Exercise aim: Repeat, exactly and completely, the entries shown underneath.

Data to use:
• • •
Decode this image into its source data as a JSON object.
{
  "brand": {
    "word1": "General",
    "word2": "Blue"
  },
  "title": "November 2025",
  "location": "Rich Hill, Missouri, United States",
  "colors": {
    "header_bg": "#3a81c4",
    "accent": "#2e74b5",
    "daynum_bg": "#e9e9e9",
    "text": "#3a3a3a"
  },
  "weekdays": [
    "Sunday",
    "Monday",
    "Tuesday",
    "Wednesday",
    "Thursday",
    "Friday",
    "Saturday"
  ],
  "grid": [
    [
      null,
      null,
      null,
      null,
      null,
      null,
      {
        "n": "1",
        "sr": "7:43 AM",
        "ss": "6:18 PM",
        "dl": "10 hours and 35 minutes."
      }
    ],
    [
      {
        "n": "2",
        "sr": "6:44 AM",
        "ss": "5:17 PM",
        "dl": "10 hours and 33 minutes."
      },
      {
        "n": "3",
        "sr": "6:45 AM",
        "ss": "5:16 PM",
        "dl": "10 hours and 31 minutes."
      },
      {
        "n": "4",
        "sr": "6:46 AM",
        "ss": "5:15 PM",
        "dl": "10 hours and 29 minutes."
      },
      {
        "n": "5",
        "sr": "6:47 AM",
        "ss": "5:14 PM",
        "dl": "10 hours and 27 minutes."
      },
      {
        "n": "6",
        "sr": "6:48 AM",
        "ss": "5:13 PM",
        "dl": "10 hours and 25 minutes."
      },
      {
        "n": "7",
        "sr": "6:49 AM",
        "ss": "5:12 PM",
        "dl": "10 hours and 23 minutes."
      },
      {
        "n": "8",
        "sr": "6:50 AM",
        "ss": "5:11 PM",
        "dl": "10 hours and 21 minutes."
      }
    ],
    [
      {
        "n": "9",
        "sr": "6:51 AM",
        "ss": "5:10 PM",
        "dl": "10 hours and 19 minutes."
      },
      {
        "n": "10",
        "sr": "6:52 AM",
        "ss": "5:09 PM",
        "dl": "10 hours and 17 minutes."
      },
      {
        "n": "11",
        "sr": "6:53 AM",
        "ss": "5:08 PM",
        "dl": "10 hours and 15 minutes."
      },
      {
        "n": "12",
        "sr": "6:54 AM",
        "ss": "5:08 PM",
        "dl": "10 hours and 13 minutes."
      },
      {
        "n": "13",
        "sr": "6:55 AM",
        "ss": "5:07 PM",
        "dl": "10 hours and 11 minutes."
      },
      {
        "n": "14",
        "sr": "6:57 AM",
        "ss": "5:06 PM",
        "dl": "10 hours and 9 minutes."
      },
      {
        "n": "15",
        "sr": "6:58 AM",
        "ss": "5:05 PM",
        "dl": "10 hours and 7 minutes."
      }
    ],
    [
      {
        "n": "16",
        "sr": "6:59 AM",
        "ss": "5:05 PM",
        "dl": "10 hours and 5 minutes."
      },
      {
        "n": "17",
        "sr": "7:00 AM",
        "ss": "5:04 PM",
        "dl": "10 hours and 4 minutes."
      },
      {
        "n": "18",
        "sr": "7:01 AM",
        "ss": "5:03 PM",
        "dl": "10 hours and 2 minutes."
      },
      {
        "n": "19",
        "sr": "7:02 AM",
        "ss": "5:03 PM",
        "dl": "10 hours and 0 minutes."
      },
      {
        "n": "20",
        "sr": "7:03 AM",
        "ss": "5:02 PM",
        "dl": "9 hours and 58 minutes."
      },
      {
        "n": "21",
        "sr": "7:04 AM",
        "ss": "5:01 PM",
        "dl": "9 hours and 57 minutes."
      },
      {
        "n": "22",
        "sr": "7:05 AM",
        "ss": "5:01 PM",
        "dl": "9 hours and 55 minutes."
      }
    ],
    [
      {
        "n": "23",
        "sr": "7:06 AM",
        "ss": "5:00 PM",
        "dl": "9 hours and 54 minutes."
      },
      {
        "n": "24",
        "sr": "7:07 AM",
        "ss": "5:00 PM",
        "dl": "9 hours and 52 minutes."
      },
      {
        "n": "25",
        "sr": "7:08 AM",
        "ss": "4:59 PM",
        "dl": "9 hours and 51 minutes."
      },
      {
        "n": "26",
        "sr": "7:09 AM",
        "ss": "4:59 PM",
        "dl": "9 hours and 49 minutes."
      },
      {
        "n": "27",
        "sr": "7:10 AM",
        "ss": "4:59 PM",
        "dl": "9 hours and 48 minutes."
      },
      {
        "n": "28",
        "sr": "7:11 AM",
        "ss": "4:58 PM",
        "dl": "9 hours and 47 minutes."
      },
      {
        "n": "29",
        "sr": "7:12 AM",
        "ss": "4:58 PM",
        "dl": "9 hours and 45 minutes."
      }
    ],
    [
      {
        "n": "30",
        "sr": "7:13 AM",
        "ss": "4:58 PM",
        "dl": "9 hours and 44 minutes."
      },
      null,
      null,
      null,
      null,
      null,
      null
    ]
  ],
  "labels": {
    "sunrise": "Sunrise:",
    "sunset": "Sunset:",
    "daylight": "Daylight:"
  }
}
• • •
Solution for this problem:
Decode this image into its source data as a JSON object.
{
  "brand": {
    "word1": "General",
    "word2": "Blue"
  },
  "title": "November 2025",
  "location": "Rich Hill, Missouri, United States",
  "colors": {
    "header_bg": "#3a81c4",
    "accent": "#2e74b5",
    "daynum_bg": "#e9e9e9",
    "text": "#3a3a3a"
  },
  "weekdays": [
    "Sunday",
    "Monday",
    "Tuesday",
    "Wednesday",
    "Thursday",
    "Friday",
    "Saturday"
  ],
  "grid": [
    [
      null,
      null,
      null,
      null,
      null,
      null,
      {
        "n": "1",
        "sr": "7:43 AM",
        "ss": "6:18 PM",
        "dl": "10 hours and 35 minutes."
      }
    ],
    [
      {
        "n": "2",
        "sr": "6:44 AM",
        "ss": "5:17 PM",
        "dl": "10 hours and 33 minutes."
      },
      {
        "n": "3",
        "sr": "6:45 AM",
        "ss": "5:16 PM",
        "dl": "10 hours and 31 minutes."
      },
      {
        "n": "4",
        "sr": "6:46 AM",
        "ss": "5:15 PM",
        "dl": "10 hours and 29 minutes."
      },
      {
        "n": "5",
        "sr": "6:47 AM",
        "ss": "5:14 PM",
        "dl": "10 hours and 27 minutes."
      },
      {
        "n": "6",
        "sr": "6:48 AM",
        "ss": "5:13 PM",
        "dl": "10 hours and 25 minutes."
      },
      {
        "n": "7",
        "sr": "6:49 AM",
        "ss": "5:12 PM",
        "dl": "10 hours and 23 minutes."
      },
      {
        "n": "8",
        "sr": "6:50 AM",
        "ss": "5:11 PM",
        "dl": "10 hours and 21 minutes."
      }
    ],
    [
      {
        "n": "9",
        "sr": "6:51 AM",
        "ss": "5:10 PM",
        "dl": "10 hours and 19 minutes."
      },
      {
        "n": "10",
        "sr": "6:52 AM",
        "ss": "5:09 PM",
        "dl": "10 hours and 17 minutes."
      },
      {
        "n": "11",
        "sr": "6:53 AM",
        "ss": "5:08 PM",
        "dl": "10 hours and 15 minutes."
      },
      {
        "n": "12",
        "sr": "6:54 AM",
        "ss": "5:08 PM",
        "dl": "10 hours and 13 minutes."
      },
      {
        "n": "13",
        "sr": "6:55 AM",
        "ss": "5:07 PM",
        "dl": "10 hours and 11 minutes."
      },
      {
        "n": "14",
        "sr": "6:57 AM",
        "ss": "5:06 PM",
        "dl": "10 hours and 9 minutes."
      },
      {
        "n": "15",
        "sr": "6:58 AM",
        "ss": "5:05 PM",
        "dl": "10 hours and 7 minutes."
      }
    ],
    [
      {
        "n": "16",
        "sr": "6:59 AM",
        "ss": "5:05 PM",
        "dl": "10 hours and 5 minutes."
      },
      {
        "n": "17",
        "sr": "7:00 AM",
        "ss": "5:04 PM",
        "dl": "10 hours and 4 minutes."
      },
      {
        "n": "18",
        "sr": "7:01 AM",
        "ss": "5:03 PM",
        "dl": "10 hours and 2 minutes."
      },
      {
        "n": "19",
        "sr": "7:02 AM",
        "ss": "5:03 PM",
        "dl": "10 hours and 0 minutes."
      },
      {
        "n": "20",
        "sr": "7:03 AM",
        "ss": "5:02 PM",
        "dl": "9 hours and 58 minutes."
      },
      {
        "n": "21",
        "sr": "7:04 AM",
        "ss": "5:01 PM",
        "dl": "9 hours and 57 minutes."
      },
      {
        "n": "22",
        "sr": "7:05 AM",
        "ss": "5:01 PM",
        "dl": "9 hours and 55 minutes."
      }
    ],
    [
      {
        "n": "23",
        "sr": "7:06 AM",
        "ss": "5:00 PM",
        "dl": "9 hours and 54 minutes."
      },
      {
        "n": "24",
        "sr": "7:07 AM",
        "ss": "5:00 PM",
        "dl": "9 hours and 52 minutes."
      },
      {
        "n": "25",
        "sr": "7:08 AM",
        "ss": "4:59 PM",
        "dl": "9 hours and 51 minutes."
      },
      {
        "n": "26",
        "sr": "7:09 AM",
        "ss": "4:59 PM",
        "dl": "9 hours and 49 minutes."
      },
      {
        "n": "27",
        "sr": "7:10 AM",
        "ss": "4:59 PM",
        "dl": "9 hours and 48 minutes."
      },
      {
        "n": "28",
        "sr": "7:11 AM",
        "ss": "4:58 PM",
        "dl": "9 hours and 47 minutes."
      },
      {
        "n": "29",
        "sr": "7:12 AM",
        "ss": "4:58 PM",
        "dl": "9 hours and 45 minutes."
      }
    ],
    [
      {
        "n": "30",
        "sr": "7:13 AM",
        "ss": "4:58 PM",
        "dl": "9 hours and 44 minutes."
      },
      null,
      null,
      null,
      null,
      null,
      null
    ]
  ],
  "labels": {
    "sunrise": "Sunrise:",
    "sunset": "Sunset:",
    "daylight": "Daylight:"
  }
}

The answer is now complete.